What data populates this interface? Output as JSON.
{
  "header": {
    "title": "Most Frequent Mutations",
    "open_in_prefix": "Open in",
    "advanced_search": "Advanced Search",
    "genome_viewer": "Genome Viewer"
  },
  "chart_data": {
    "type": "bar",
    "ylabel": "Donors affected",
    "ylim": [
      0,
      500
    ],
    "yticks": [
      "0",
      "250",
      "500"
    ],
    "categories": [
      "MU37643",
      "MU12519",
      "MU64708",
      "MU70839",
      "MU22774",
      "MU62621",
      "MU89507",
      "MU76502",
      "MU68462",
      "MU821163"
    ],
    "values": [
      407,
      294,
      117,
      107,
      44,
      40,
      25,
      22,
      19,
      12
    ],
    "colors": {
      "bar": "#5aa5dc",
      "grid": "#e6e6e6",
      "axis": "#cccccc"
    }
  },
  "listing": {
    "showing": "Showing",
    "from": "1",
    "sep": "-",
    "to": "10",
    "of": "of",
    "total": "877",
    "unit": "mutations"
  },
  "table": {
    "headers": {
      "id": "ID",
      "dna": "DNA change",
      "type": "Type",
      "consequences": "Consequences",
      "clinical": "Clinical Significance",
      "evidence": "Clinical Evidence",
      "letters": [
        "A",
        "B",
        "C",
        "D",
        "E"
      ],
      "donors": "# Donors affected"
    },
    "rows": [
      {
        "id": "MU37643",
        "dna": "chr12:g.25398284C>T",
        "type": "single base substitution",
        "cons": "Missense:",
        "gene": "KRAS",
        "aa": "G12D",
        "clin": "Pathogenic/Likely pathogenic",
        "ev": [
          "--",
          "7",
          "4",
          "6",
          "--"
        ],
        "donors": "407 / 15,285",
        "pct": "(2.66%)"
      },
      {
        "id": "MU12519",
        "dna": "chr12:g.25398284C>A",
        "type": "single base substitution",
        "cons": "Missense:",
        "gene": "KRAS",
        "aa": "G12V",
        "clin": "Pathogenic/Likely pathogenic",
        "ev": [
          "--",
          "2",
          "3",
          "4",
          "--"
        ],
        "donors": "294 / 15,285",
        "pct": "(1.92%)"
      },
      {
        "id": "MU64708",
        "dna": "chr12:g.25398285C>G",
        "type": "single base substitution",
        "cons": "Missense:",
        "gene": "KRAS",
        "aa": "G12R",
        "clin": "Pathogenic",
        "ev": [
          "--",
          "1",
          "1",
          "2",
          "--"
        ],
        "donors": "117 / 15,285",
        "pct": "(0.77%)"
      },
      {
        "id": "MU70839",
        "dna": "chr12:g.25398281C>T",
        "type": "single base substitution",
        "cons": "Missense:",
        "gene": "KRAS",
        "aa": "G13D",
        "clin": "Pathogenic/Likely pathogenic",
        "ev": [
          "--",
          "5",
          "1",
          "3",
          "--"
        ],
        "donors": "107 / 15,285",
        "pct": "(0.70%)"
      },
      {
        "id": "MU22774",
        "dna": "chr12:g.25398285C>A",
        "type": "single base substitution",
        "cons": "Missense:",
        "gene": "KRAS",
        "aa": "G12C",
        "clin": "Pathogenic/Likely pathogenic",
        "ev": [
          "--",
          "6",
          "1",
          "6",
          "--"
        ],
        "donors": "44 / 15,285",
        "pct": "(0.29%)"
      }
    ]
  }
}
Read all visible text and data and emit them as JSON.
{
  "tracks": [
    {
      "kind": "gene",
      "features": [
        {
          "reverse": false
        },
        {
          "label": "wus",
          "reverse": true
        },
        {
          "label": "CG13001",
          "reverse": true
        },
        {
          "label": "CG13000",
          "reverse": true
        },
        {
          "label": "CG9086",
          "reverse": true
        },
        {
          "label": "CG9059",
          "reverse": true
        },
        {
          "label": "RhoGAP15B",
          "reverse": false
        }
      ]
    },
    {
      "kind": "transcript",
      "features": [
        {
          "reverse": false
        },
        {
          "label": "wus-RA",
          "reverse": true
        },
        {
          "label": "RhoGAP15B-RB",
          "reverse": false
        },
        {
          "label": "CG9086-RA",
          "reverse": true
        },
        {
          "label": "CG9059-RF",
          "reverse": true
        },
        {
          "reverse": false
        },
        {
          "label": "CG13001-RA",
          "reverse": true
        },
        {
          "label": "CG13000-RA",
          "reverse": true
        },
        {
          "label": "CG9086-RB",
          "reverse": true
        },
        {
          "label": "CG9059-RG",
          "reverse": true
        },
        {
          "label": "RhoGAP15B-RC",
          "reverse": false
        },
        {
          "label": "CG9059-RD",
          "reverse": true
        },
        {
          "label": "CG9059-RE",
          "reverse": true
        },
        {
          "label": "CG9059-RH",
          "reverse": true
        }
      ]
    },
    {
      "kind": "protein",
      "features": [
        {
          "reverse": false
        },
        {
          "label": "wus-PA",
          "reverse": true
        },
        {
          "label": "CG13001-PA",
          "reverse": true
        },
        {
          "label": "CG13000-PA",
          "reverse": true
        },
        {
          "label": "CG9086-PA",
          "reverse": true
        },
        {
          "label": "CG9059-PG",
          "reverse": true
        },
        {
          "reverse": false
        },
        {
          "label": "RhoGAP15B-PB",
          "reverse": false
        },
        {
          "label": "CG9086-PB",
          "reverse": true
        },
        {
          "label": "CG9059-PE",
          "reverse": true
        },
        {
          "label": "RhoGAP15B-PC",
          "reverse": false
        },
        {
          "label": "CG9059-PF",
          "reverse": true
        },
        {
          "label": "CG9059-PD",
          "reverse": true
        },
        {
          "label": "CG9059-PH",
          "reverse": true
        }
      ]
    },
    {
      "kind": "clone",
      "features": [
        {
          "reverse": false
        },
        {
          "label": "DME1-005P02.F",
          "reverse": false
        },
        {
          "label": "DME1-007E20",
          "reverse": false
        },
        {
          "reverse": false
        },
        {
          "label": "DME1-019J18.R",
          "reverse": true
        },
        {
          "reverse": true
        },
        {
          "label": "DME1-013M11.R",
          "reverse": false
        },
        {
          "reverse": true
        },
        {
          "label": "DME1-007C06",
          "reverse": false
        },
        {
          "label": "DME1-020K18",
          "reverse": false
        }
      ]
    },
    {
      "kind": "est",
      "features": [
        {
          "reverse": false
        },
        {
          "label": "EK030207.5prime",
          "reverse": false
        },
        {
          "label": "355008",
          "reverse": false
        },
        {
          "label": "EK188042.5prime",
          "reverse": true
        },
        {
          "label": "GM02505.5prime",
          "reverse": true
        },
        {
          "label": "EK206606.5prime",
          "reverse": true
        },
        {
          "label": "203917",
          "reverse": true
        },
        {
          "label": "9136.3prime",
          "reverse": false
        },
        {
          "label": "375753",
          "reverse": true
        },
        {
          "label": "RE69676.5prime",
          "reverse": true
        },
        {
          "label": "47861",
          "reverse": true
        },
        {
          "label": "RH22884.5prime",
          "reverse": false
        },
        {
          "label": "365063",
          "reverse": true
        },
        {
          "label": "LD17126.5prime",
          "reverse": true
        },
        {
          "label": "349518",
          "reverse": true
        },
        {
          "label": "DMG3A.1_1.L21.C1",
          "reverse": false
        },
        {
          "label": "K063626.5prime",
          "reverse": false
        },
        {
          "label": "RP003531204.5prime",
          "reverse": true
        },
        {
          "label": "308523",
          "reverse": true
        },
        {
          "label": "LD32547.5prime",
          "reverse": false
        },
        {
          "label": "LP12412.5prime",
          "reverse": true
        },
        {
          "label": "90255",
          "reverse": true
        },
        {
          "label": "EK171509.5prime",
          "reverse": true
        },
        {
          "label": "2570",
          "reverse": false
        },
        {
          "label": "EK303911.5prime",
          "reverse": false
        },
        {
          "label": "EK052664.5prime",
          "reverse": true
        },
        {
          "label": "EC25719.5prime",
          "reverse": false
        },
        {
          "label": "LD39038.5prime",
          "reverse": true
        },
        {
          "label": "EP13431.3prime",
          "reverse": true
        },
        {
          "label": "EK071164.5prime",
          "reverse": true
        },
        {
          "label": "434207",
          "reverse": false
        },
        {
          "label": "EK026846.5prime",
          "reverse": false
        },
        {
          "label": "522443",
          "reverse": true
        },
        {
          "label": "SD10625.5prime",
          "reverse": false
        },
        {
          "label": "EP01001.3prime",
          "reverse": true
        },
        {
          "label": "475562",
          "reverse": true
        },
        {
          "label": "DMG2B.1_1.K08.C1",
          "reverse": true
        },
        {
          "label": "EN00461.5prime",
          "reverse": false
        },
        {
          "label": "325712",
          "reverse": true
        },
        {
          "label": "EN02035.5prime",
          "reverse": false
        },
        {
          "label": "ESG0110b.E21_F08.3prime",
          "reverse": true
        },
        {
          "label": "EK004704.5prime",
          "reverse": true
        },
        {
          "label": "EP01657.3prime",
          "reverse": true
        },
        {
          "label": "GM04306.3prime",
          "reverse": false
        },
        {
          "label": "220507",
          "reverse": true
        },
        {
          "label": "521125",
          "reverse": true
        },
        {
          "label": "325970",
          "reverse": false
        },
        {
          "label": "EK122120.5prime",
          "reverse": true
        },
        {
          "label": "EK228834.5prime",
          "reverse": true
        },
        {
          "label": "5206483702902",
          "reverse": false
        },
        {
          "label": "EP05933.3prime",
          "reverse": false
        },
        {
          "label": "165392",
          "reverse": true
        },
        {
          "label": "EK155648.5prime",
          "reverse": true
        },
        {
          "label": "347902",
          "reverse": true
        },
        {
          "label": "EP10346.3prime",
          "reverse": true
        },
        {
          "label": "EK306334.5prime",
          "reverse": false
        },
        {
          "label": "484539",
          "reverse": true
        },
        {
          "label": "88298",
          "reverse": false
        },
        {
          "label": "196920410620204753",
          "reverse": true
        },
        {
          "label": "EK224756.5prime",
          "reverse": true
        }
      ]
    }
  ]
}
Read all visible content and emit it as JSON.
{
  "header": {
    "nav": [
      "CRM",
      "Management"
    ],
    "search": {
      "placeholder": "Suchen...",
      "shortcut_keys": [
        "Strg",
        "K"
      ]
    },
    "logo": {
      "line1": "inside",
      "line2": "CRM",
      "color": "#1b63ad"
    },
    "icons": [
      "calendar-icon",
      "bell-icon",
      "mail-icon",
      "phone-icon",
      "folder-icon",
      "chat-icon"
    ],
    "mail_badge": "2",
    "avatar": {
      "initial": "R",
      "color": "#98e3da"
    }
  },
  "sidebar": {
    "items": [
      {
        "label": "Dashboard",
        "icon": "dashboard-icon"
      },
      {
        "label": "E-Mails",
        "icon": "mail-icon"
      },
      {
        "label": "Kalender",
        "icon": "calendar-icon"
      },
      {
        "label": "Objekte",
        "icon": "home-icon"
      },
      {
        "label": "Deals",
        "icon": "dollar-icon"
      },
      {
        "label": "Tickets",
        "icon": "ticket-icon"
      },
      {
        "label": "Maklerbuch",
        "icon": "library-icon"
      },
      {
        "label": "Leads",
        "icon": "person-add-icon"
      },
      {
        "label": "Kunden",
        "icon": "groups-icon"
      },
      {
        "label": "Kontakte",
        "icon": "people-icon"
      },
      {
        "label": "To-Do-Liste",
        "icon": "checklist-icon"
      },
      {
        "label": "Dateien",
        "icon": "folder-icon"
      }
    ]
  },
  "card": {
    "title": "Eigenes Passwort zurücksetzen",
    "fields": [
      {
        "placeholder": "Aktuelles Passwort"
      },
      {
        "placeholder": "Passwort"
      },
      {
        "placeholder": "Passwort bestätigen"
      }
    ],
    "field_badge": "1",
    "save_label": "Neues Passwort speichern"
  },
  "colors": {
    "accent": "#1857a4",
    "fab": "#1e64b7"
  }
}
....
Work request ▸ Filter the listing above for the string "placeholder" and copy every matching line.

Solution for this task ▸
      "placeholder": "Suchen...",
        "placeholder": "Aktuelles Passwort"
        "placeholder": "Passwort"
        "placeholder": "Passwort bestätigen"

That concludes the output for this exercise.